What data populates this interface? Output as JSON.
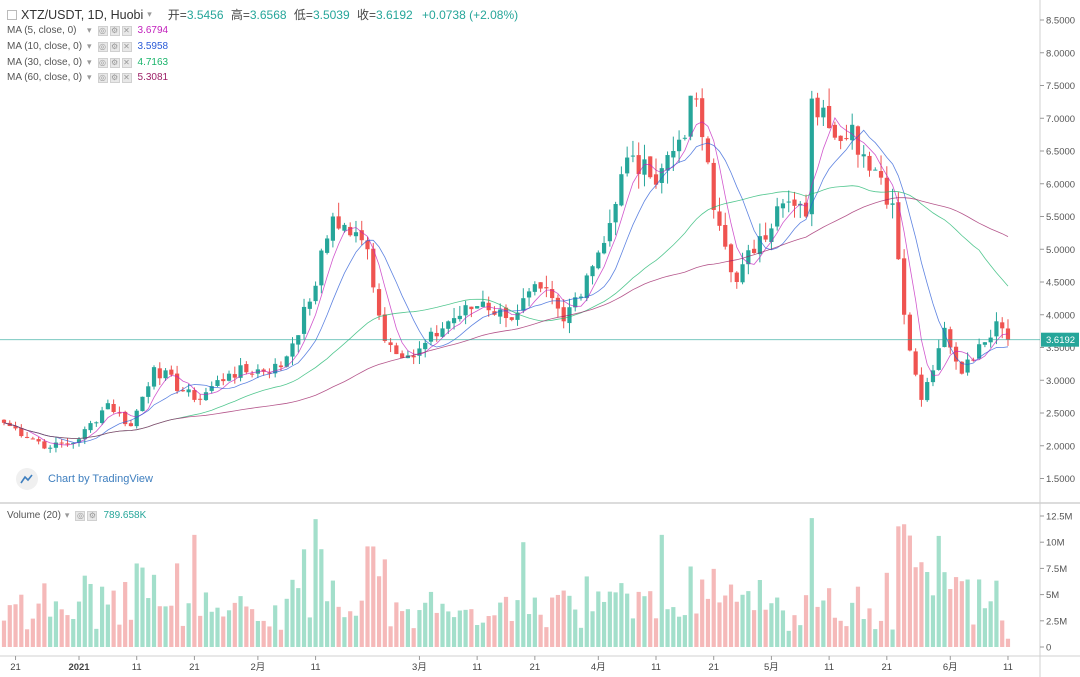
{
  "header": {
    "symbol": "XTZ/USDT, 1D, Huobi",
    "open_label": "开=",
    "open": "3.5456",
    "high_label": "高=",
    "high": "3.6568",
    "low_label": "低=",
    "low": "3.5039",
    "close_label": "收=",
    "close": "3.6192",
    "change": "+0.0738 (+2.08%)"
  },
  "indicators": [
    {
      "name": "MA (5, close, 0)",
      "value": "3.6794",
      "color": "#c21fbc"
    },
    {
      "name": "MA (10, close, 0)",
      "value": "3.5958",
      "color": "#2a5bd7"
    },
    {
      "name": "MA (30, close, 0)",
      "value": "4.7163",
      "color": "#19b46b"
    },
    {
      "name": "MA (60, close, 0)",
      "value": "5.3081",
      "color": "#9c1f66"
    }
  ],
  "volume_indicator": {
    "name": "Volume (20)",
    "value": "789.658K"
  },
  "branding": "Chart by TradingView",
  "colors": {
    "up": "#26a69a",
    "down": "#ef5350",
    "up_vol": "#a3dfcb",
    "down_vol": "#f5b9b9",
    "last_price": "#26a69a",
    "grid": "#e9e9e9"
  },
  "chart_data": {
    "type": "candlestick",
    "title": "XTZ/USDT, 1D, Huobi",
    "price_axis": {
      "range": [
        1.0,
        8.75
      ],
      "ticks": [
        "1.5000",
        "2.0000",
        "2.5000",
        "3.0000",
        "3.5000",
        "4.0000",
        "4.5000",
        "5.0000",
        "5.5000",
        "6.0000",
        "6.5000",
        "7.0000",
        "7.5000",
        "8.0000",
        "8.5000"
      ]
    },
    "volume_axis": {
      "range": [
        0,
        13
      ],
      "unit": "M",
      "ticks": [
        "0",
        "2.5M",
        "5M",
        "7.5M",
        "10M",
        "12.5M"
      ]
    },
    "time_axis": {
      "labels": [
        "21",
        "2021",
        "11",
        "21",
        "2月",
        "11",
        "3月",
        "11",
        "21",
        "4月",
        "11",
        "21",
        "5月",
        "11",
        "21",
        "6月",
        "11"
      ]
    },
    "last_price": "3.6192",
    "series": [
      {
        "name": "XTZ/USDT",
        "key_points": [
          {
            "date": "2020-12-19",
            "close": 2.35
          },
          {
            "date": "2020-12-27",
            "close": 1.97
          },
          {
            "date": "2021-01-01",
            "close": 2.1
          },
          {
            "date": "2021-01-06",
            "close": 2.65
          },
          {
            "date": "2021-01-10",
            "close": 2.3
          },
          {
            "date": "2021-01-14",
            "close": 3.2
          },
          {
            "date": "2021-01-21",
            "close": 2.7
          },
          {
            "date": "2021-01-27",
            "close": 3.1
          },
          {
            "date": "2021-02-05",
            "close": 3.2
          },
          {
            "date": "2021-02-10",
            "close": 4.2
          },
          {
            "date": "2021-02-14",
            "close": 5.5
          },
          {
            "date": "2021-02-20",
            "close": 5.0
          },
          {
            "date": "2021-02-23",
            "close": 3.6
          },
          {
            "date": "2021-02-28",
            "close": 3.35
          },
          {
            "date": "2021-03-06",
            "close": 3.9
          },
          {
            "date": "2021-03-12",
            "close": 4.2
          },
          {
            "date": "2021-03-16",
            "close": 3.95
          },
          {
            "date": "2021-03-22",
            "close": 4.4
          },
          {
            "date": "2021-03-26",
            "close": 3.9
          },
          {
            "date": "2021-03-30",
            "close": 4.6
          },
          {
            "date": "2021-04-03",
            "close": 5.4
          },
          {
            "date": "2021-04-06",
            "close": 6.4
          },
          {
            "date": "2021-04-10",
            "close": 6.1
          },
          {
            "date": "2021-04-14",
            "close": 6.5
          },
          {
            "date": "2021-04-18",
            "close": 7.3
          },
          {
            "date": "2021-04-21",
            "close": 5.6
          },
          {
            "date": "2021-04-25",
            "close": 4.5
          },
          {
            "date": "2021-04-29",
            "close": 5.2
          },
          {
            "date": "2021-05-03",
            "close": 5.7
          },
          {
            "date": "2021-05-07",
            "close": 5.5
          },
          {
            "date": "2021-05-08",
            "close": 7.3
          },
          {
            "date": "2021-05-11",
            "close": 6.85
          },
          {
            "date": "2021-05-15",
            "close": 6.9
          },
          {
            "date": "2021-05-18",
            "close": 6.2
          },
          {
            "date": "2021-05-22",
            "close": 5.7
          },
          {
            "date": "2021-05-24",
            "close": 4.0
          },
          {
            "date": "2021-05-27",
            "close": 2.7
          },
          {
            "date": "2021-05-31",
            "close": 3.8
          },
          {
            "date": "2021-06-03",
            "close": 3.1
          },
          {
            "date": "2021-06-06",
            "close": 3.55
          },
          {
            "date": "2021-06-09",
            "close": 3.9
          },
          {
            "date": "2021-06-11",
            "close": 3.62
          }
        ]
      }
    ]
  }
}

- Stated problem
Exclude the pictures and repeat every other part of the records word for word.

- Written answer
What data populates this interface? Output as JSON.
{
  "header": {
    "symbol": "XTZ/USDT, 1D, Huobi",
    "open_label": "开=",
    "open": "3.5456",
    "high_label": "高=",
    "high": "3.6568",
    "low_label": "低=",
    "low": "3.5039",
    "close_label": "收=",
    "close": "3.6192",
    "change": "+0.0738 (+2.08%)"
  },
  "indicators": [
    {
      "name": "MA (5, close, 0)",
      "value": "3.6794",
      "color": "#c21fbc"
    },
    {
      "name": "MA (10, close, 0)",
      "value": "3.5958",
      "color": "#2a5bd7"
    },
    {
      "name": "MA (30, close, 0)",
      "value": "4.7163",
      "color": "#19b46b"
    },
    {
      "name": "MA (60, close, 0)",
      "value": "5.3081",
      "color": "#9c1f66"
    }
  ],
  "volume_indicator": {
    "name": "Volume (20)",
    "value": "789.658K"
  },
  "branding": "Chart by TradingView",
  "colors": {
    "up": "#26a69a",
    "down": "#ef5350",
    "up_vol": "#a3dfcb",
    "down_vol": "#f5b9b9",
    "last_price": "#26a69a",
    "grid": "#e9e9e9"
  },
  "chart_data": {
    "type": "candlestick",
    "title": "XTZ/USDT, 1D, Huobi",
    "price_axis": {
      "range": [
        1.0,
        8.75
      ],
      "ticks": [
        "1.5000",
        "2.0000",
        "2.5000",
        "3.0000",
        "3.5000",
        "4.0000",
        "4.5000",
        "5.0000",
        "5.5000",
        "6.0000",
        "6.5000",
        "7.0000",
        "7.5000",
        "8.0000",
        "8.5000"
      ]
    },
    "volume_axis": {
      "range": [
        0,
        13
      ],
      "unit": "M",
      "ticks": [
        "0",
        "2.5M",
        "5M",
        "7.5M",
        "10M",
        "12.5M"
      ]
    },
    "time_axis": {
      "labels": [
        "21",
        "2021",
        "11",
        "21",
        "2月",
        "11",
        "3月",
        "11",
        "21",
        "4月",
        "11",
        "21",
        "5月",
        "11",
        "21",
        "6月",
        "11"
      ]
    },
    "last_price": "3.6192",
    "series": [
      {
        "name": "XTZ/USDT",
        "key_points": [
          {
            "date": "2020-12-19",
            "close": 2.35
          },
          {
            "date": "2020-12-27",
            "close": 1.97
          },
          {
            "date": "2021-01-01",
            "close": 2.1
          },
          {
            "date": "2021-01-06",
            "close": 2.65
          },
          {
            "date": "2021-01-10",
            "close": 2.3
          },
          {
            "date": "2021-01-14",
            "close": 3.2
          },
          {
            "date": "2021-01-21",
            "close": 2.7
          },
          {
            "date": "2021-01-27",
            "close": 3.1
          },
          {
            "date": "2021-02-05",
            "close": 3.2
          },
          {
            "date": "2021-02-10",
            "close": 4.2
          },
          {
            "date": "2021-02-14",
            "close": 5.5
          },
          {
            "date": "2021-02-20",
            "close": 5.0
          },
          {
            "date": "2021-02-23",
            "close": 3.6
          },
          {
            "date": "2021-02-28",
            "close": 3.35
          },
          {
            "date": "2021-03-06",
            "close": 3.9
          },
          {
            "date": "2021-03-12",
            "close": 4.2
          },
          {
            "date": "2021-03-16",
            "close": 3.95
          },
          {
            "date": "2021-03-22",
            "close": 4.4
          },
          {
            "date": "2021-03-26",
            "close": 3.9
          },
          {
            "date": "2021-03-30",
            "close": 4.6
          },
          {
            "date": "2021-04-03",
            "close": 5.4
          },
          {
            "date": "2021-04-06",
            "close": 6.4
          },
          {
            "date": "2021-04-10",
            "close": 6.1
          },
          {
            "date": "2021-04-14",
            "close": 6.5
          },
          {
            "date": "2021-04-18",
            "close": 7.3
          },
          {
            "date": "2021-04-21",
            "close": 5.6
          },
          {
            "date": "2021-04-25",
            "close": 4.5
          },
          {
            "date": "2021-04-29",
            "close": 5.2
          },
          {
            "date": "2021-05-03",
            "close": 5.7
          },
          {
            "date": "2021-05-07",
            "close": 5.5
          },
          {
            "date": "2021-05-08",
            "close": 7.3
          },
          {
            "date": "2021-05-11",
            "close": 6.85
          },
          {
            "date": "2021-05-15",
            "close": 6.9
          },
          {
            "date": "2021-05-18",
            "close": 6.2
          },
          {
            "date": "2021-05-22",
            "close": 5.7
          },
          {
            "date": "2021-05-24",
            "close": 4.0
          },
          {
            "date": "2021-05-27",
            "close": 2.7
          },
          {
            "date": "2021-05-31",
            "close": 3.8
          },
          {
            "date": "2021-06-03",
            "close": 3.1
          },
          {
            "date": "2021-06-06",
            "close": 3.55
          },
          {
            "date": "2021-06-09",
            "close": 3.9
          },
          {
            "date": "2021-06-11",
            "close": 3.62
          }
        ]
      }
    ]
  }
}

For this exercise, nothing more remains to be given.